Problem to solve:
Pull out every line of the entries below that contains the string "marker", and note that case counts.

Listed records:
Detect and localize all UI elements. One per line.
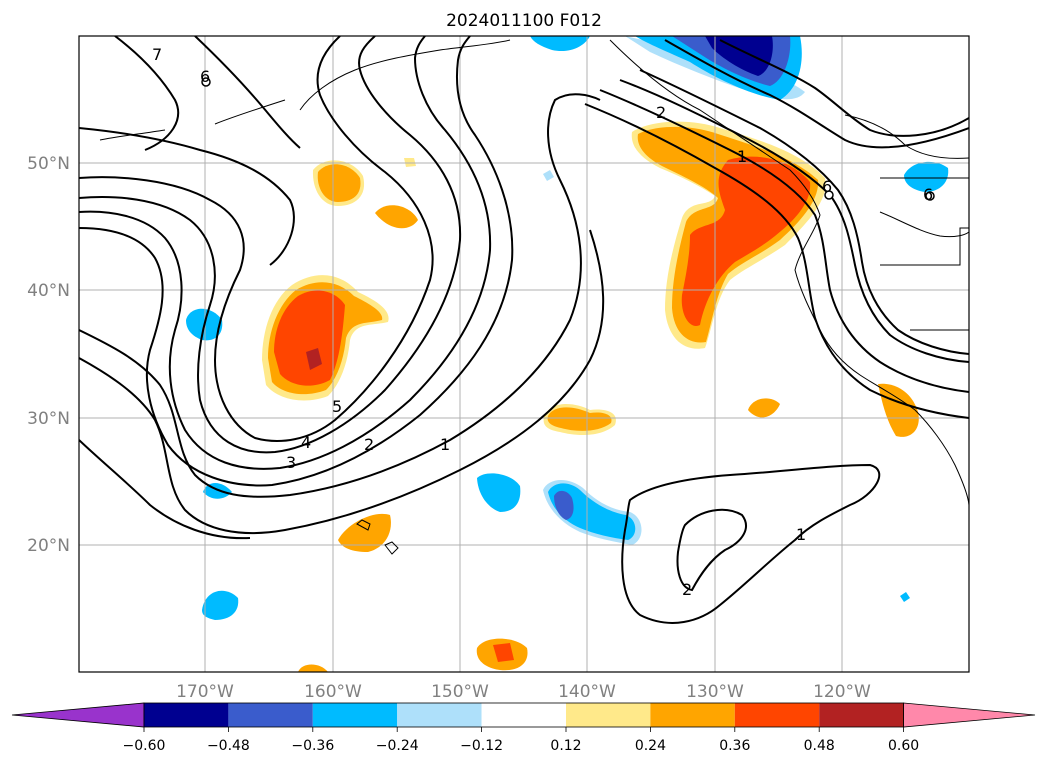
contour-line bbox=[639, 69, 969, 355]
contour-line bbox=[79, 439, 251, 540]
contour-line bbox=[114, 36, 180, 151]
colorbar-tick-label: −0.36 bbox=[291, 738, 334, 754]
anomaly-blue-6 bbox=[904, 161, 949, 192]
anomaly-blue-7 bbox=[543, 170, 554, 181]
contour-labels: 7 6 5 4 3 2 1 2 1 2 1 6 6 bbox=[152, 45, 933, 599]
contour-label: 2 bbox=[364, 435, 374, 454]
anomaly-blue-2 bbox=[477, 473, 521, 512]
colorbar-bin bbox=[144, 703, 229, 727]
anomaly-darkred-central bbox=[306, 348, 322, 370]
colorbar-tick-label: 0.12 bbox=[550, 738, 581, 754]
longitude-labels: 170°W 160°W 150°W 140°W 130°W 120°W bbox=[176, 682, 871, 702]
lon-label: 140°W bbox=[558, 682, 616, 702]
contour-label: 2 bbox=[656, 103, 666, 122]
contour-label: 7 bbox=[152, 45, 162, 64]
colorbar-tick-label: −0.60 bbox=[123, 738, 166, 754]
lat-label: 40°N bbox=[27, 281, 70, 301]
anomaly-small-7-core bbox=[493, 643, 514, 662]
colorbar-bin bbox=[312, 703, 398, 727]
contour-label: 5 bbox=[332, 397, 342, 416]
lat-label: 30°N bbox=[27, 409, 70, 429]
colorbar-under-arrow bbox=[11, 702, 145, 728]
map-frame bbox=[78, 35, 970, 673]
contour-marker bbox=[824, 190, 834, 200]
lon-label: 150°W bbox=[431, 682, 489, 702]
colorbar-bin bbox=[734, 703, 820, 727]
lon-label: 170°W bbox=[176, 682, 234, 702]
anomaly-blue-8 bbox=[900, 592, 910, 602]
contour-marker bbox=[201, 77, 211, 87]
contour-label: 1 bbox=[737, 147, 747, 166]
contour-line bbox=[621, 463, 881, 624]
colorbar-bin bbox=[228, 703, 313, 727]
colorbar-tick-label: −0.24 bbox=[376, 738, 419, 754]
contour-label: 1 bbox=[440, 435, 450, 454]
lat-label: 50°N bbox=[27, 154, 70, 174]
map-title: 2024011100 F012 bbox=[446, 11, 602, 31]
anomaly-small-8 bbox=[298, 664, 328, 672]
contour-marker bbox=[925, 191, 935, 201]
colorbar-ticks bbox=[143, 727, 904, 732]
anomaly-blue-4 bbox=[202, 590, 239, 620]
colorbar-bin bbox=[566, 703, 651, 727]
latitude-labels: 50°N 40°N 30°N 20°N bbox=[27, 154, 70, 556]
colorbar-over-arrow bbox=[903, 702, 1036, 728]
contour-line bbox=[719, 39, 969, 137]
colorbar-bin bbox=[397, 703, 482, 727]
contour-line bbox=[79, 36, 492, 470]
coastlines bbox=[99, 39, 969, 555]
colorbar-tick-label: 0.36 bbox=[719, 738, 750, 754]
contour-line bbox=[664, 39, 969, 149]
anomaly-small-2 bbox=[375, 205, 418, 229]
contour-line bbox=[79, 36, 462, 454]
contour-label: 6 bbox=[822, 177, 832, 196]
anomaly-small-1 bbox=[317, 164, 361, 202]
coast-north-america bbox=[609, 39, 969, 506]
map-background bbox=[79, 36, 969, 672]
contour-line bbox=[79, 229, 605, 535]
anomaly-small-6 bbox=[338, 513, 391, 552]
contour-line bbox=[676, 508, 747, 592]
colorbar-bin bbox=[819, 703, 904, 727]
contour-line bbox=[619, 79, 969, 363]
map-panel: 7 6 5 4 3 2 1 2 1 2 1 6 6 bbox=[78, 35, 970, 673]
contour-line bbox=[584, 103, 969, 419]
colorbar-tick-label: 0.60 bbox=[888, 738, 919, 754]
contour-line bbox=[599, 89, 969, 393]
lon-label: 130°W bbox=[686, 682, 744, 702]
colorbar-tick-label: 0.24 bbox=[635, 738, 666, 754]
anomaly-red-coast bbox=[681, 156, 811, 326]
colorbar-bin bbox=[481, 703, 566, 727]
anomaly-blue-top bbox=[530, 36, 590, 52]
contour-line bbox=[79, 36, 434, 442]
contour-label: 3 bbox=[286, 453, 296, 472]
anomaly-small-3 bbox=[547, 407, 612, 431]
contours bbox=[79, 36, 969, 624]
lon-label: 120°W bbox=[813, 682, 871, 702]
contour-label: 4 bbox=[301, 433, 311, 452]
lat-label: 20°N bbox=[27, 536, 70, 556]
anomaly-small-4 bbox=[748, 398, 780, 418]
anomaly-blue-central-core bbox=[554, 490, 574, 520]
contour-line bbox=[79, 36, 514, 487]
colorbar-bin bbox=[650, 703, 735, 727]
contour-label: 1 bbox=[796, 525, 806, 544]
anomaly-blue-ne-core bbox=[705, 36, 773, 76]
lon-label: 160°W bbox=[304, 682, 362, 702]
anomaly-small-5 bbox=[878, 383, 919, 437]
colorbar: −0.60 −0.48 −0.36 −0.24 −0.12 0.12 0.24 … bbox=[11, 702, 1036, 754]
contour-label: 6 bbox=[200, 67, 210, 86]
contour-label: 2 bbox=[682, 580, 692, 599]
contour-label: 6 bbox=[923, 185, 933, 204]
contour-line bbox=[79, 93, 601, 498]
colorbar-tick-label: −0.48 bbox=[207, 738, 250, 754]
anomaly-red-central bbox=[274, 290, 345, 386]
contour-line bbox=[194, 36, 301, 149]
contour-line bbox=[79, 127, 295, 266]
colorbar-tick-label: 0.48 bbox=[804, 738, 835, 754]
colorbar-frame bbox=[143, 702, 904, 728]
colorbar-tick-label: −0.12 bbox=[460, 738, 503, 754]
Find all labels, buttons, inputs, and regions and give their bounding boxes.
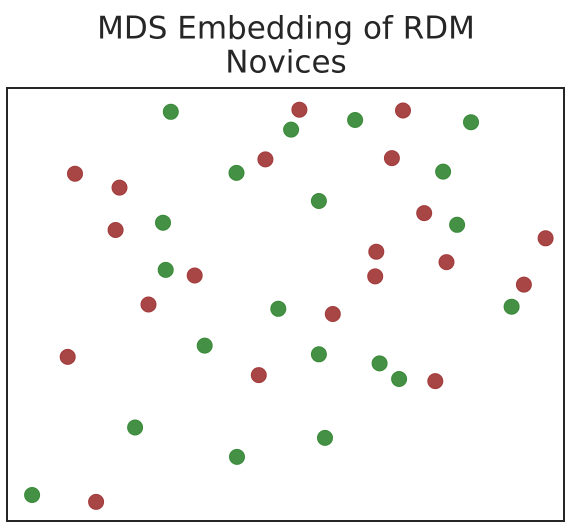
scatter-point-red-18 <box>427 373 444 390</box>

Exercise response:
contour-marker bbox=[824, 190, 834, 200]
contour-marker bbox=[201, 77, 211, 87]
contour-marker bbox=[925, 191, 935, 201]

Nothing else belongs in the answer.